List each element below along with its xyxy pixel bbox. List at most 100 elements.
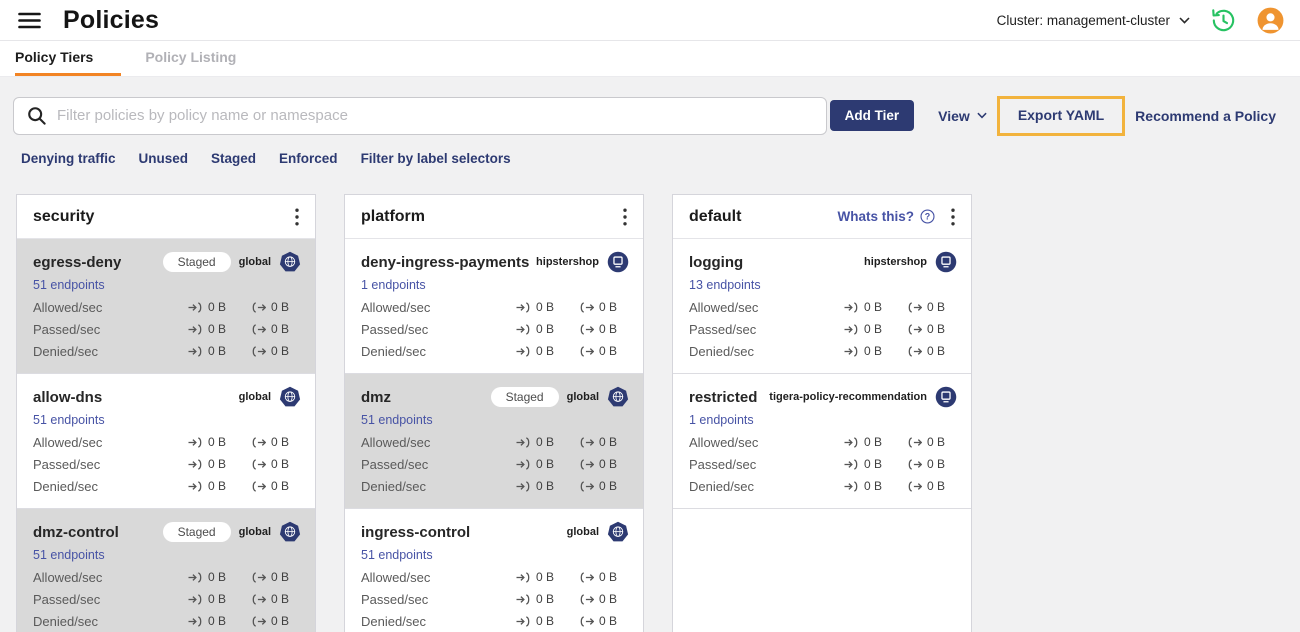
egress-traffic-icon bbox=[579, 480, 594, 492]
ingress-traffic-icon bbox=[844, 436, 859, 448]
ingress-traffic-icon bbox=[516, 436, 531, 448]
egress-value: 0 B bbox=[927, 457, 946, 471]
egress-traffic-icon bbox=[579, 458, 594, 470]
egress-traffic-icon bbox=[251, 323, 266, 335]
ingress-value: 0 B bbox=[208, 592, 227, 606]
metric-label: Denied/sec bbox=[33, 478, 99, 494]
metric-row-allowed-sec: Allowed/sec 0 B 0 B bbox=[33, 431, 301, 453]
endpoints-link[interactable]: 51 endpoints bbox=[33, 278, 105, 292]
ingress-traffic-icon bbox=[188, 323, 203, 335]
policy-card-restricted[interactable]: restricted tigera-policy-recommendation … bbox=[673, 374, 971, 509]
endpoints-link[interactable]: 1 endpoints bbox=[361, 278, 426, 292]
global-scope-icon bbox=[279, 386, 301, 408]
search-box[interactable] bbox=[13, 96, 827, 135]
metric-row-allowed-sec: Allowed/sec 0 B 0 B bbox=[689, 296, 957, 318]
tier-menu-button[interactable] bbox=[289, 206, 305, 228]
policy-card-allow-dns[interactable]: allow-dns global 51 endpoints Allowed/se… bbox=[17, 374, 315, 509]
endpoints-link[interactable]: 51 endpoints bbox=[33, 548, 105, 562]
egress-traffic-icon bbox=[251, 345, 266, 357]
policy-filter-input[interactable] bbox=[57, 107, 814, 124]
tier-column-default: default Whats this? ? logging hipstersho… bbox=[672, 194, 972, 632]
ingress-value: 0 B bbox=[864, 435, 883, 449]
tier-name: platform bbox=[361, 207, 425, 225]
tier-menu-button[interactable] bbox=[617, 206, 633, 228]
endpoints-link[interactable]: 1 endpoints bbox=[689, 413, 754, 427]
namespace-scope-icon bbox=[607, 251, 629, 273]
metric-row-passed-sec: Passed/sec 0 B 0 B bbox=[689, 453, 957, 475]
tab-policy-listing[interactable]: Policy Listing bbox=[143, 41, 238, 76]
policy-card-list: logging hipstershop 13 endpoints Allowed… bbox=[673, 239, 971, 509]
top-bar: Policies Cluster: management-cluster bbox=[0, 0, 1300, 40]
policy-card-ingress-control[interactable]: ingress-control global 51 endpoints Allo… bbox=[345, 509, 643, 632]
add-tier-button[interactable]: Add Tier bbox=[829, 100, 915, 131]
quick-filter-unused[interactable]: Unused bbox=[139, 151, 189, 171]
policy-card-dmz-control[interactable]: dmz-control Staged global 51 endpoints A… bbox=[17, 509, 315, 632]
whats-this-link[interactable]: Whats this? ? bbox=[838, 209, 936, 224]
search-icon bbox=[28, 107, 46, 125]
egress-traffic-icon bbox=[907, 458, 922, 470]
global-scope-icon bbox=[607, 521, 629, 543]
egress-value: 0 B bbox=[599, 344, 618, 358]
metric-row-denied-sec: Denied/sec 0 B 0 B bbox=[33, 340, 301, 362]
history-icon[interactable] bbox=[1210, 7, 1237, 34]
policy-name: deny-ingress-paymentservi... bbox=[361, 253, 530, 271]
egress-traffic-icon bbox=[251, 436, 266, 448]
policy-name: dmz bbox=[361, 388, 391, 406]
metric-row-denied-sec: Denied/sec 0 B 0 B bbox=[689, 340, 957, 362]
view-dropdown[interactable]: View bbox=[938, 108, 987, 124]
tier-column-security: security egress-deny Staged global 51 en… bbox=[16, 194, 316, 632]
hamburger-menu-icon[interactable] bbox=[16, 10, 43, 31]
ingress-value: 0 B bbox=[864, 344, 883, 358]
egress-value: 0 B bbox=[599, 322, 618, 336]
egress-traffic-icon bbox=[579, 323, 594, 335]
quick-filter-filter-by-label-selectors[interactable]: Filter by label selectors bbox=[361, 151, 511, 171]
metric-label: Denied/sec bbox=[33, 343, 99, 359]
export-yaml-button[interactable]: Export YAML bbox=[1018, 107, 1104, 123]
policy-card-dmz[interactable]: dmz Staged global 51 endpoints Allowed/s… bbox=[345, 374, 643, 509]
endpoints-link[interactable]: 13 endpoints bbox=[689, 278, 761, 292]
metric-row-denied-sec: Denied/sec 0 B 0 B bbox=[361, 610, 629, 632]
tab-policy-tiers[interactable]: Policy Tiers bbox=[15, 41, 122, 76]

• **WHAT YOU NEED TO DO**
Copy every line of the entries above word for word, but leave out the pictures.

• **RESULT**
List each element below along with its xyxy pixel bbox. List at most 100 elements.
egress-traffic-icon bbox=[579, 480, 594, 492]
ingress-traffic-icon bbox=[844, 436, 859, 448]
ingress-traffic-icon bbox=[516, 436, 531, 448]
egress-value: 0 B bbox=[927, 457, 946, 471]
egress-traffic-icon bbox=[579, 458, 594, 470]
egress-traffic-icon bbox=[251, 323, 266, 335]
ingress-value: 0 B bbox=[208, 592, 227, 606]
metric-label: Denied/sec bbox=[33, 478, 99, 494]
metric-row-allowed-sec: Allowed/sec 0 B 0 B bbox=[33, 431, 301, 453]
endpoints-link[interactable]: 51 endpoints bbox=[33, 278, 105, 292]
ingress-traffic-icon bbox=[188, 323, 203, 335]
policy-card-restricted[interactable]: restricted tigera-policy-recommendation … bbox=[673, 374, 971, 509]
endpoints-link[interactable]: 1 endpoints bbox=[361, 278, 426, 292]
global-scope-icon bbox=[279, 386, 301, 408]
search-box[interactable] bbox=[13, 96, 827, 135]
metric-row-allowed-sec: Allowed/sec 0 B 0 B bbox=[689, 296, 957, 318]
tier-menu-button[interactable] bbox=[289, 206, 305, 228]
policy-card-allow-dns[interactable]: allow-dns global 51 endpoints Allowed/se… bbox=[17, 374, 315, 509]
endpoints-link[interactable]: 51 endpoints bbox=[33, 548, 105, 562]
egress-traffic-icon bbox=[251, 345, 266, 357]
policy-filter-input[interactable] bbox=[57, 107, 814, 124]
tier-column-default: default Whats this? ? logging hipstersho… bbox=[672, 194, 972, 632]
ingress-value: 0 B bbox=[864, 435, 883, 449]
tier-name: platform bbox=[361, 207, 425, 225]
tier-menu-button[interactable] bbox=[617, 206, 633, 228]
endpoints-link[interactable]: 1 endpoints bbox=[689, 413, 754, 427]
namespace-scope-icon bbox=[607, 251, 629, 273]
metric-row-passed-sec: Passed/sec 0 B 0 B bbox=[689, 453, 957, 475]
tab-policy-listing[interactable]: Policy Listing bbox=[143, 41, 238, 76]
policy-card-list: logging hipstershop 13 endpoints Allowed… bbox=[673, 239, 971, 509]
top-bar: Policies Cluster: management-cluster bbox=[0, 0, 1300, 40]
policy-card-ingress-control[interactable]: ingress-control global 51 endpoints Allo… bbox=[345, 509, 643, 632]
add-tier-button[interactable]: Add Tier bbox=[829, 100, 915, 131]
quick-filter-unused[interactable]: Unused bbox=[139, 151, 189, 171]
policy-card-dmz-control[interactable]: dmz-control Staged global 51 endpoints A… bbox=[17, 509, 315, 632]
whats-this-link[interactable]: Whats this? ? bbox=[838, 209, 936, 224]
search-icon bbox=[28, 107, 46, 125]
egress-traffic-icon bbox=[907, 458, 922, 470]
global-scope-icon bbox=[607, 521, 629, 543]
egress-value: 0 B bbox=[599, 344, 618, 358]
metric-row-denied-sec: Denied/sec 0 B 0 B bbox=[33, 340, 301, 362]
history-icon[interactable] bbox=[1210, 7, 1237, 34]
policy-name: deny-ingress-paymentservi... bbox=[361, 253, 530, 271]
egress-traffic-icon bbox=[251, 436, 266, 448]
policy-name: dmz bbox=[361, 388, 391, 406]
metric-row-denied-sec: Denied/sec 0 B 0 B bbox=[689, 340, 957, 362]
view-dropdown[interactable]: View bbox=[938, 108, 987, 124]
tier-column-security: security egress-deny Staged global 51 en… bbox=[16, 194, 316, 632]
hamburger-menu-icon[interactable] bbox=[16, 10, 43, 31]
ingress-value: 0 B bbox=[864, 344, 883, 358]
egress-value: 0 B bbox=[599, 322, 618, 336]
egress-traffic-icon bbox=[579, 323, 594, 335]
quick-filter-filter-by-label-selectors[interactable]: Filter by label selectors bbox=[361, 151, 511, 171]
metric-label: Denied/sec bbox=[33, 343, 99, 359]
export-yaml-button[interactable]: Export YAML bbox=[1018, 107, 1104, 123]
policy-card-dmz[interactable]: dmz Staged global 51 endpoints Allowed/s… bbox=[345, 374, 643, 509]
endpoints-link[interactable]: 13 endpoints bbox=[689, 278, 761, 292]
metric-row-denied-sec: Denied/sec 0 B 0 B bbox=[361, 610, 629, 632]
tab-policy-tiers[interactable]: Policy Tiers bbox=[15, 41, 122, 76]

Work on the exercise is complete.